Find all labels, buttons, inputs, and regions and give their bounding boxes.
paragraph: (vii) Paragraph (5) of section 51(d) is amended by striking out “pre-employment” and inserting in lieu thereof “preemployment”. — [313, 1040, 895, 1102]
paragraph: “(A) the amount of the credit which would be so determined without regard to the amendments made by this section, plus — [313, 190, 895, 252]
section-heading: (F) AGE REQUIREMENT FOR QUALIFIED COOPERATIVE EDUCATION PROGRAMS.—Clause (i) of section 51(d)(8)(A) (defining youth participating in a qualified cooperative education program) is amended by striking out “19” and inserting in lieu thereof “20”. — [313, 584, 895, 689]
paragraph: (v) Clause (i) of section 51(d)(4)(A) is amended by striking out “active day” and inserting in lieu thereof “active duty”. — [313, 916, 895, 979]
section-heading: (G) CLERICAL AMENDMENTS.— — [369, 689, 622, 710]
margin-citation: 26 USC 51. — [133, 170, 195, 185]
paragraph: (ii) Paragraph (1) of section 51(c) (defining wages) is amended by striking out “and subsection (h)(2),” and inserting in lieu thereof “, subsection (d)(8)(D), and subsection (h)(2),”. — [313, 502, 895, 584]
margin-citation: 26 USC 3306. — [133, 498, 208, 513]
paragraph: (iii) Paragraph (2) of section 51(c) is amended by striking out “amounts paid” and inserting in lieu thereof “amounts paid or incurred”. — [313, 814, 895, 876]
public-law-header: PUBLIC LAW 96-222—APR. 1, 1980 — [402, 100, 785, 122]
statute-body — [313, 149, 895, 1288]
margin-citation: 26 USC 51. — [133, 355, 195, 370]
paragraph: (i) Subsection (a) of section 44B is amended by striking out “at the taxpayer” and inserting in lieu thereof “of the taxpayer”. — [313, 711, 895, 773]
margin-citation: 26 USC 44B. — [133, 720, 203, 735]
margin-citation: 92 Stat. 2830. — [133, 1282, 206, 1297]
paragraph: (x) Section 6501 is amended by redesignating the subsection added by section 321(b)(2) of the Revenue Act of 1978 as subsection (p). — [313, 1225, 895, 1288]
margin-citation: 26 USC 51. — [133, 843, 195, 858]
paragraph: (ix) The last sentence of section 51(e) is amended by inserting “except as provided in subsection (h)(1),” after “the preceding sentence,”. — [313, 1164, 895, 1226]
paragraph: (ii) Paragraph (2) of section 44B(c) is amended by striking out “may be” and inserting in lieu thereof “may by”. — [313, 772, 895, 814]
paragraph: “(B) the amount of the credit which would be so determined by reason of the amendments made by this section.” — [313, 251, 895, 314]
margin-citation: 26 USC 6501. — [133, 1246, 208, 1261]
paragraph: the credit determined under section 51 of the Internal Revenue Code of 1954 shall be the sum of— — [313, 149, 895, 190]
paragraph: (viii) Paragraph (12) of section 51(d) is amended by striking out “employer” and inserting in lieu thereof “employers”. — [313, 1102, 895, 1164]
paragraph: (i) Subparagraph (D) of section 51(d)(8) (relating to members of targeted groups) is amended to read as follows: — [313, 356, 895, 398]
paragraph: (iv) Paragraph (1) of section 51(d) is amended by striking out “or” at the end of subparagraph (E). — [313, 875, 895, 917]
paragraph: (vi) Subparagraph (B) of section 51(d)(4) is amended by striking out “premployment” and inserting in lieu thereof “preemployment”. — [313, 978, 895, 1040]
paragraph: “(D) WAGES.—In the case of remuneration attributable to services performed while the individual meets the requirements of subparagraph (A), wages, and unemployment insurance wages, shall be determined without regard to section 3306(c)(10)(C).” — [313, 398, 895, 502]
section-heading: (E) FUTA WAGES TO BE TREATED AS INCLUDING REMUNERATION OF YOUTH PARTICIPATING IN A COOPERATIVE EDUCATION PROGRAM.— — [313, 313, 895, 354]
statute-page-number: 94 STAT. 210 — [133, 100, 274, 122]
....................
__Short problem__.
Reproduce the lines above word for word.

__Response to the exercise__.
Find all labels, buttons, inputs, and regions and give their bounding boxes.
paragraph: (vii) Paragraph (5) of section 51(d) is amended by striking out “pre-employment” and inserting in lieu thereof “preemployment”. — [313, 1040, 895, 1102]
paragraph: “(A) the amount of the credit which would be so determined without regard to the amendments made by this section, plus — [313, 190, 895, 252]
section-heading: (F) AGE REQUIREMENT FOR QUALIFIED COOPERATIVE EDUCATION PROGRAMS.—Clause (i) of section 51(d)(8)(A) (defining youth participating in a qualified cooperative education program) is amended by striking out “19” and inserting in lieu thereof “20”. — [313, 584, 895, 689]
paragraph: (v) Clause (i) of section 51(d)(4)(A) is amended by striking out “active day” and inserting in lieu thereof “active duty”. — [313, 916, 895, 979]
section-heading: (G) CLERICAL AMENDMENTS.— — [369, 689, 622, 710]
margin-citation: 26 USC 51. — [133, 170, 195, 185]
paragraph: (ii) Paragraph (1) of section 51(c) (defining wages) is amended by striking out “and subsection (h)(2),” and inserting in lieu thereof “, subsection (d)(8)(D), and subsection (h)(2),”. — [313, 502, 895, 584]
margin-citation: 26 USC 3306. — [133, 498, 208, 513]
paragraph: (iii) Paragraph (2) of section 51(c) is amended by striking out “amounts paid” and inserting in lieu thereof “amounts paid or incurred”. — [313, 814, 895, 876]
public-law-header: PUBLIC LAW 96-222—APR. 1, 1980 — [402, 100, 785, 122]
statute-body — [313, 149, 895, 1288]
margin-citation: 26 USC 51. — [133, 355, 195, 370]
paragraph: (i) Subsection (a) of section 44B is amended by striking out “at the taxpayer” and inserting in lieu thereof “of the taxpayer”. — [313, 711, 895, 773]
margin-citation: 26 USC 44B. — [133, 720, 203, 735]
margin-citation: 92 Stat. 2830. — [133, 1282, 206, 1297]
paragraph: (x) Section 6501 is amended by redesignating the subsection added by section 321(b)(2) of the Revenue Act of 1978 as subsection (p). — [313, 1225, 895, 1288]
margin-citation: 26 USC 51. — [133, 843, 195, 858]
paragraph: (ix) The last sentence of section 51(e) is amended by inserting “except as provided in subsection (h)(1),” after “the preceding sentence,”. — [313, 1164, 895, 1226]
paragraph: (ii) Paragraph (2) of section 44B(c) is amended by striking out “may be” and inserting in lieu thereof “may by”. — [313, 772, 895, 814]
paragraph: “(B) the amount of the credit which would be so determined by reason of the amendments made by this section.” — [313, 251, 895, 314]
margin-citation: 26 USC 6501. — [133, 1246, 208, 1261]
paragraph: the credit determined under section 51 of the Internal Revenue Code of 1954 shall be the sum of— — [313, 149, 895, 190]
paragraph: (viii) Paragraph (12) of section 51(d) is amended by striking out “employer” and inserting in lieu thereof “employers”. — [313, 1102, 895, 1164]
paragraph: (i) Subparagraph (D) of section 51(d)(8) (relating to members of targeted groups) is amended to read as follows: — [313, 356, 895, 398]
paragraph: (iv) Paragraph (1) of section 51(d) is amended by striking out “or” at the end of subparagraph (E). — [313, 875, 895, 917]
paragraph: (vi) Subparagraph (B) of section 51(d)(4) is amended by striking out “premployment” and inserting in lieu thereof “preemployment”. — [313, 978, 895, 1040]
paragraph: “(D) WAGES.—In the case of remuneration attributable to services performed while the individual meets the requirements of subparagraph (A), wages, and unemployment insurance wages, shall be determined without regard to section 3306(c)(10)(C).” — [313, 398, 895, 502]
section-heading: (E) FUTA WAGES TO BE TREATED AS INCLUDING REMUNERATION OF YOUTH PARTICIPATING IN A COOPERATIVE EDUCATION PROGRAM.— — [313, 313, 895, 354]
statute-page-number: 94 STAT. 210 — [133, 100, 274, 122]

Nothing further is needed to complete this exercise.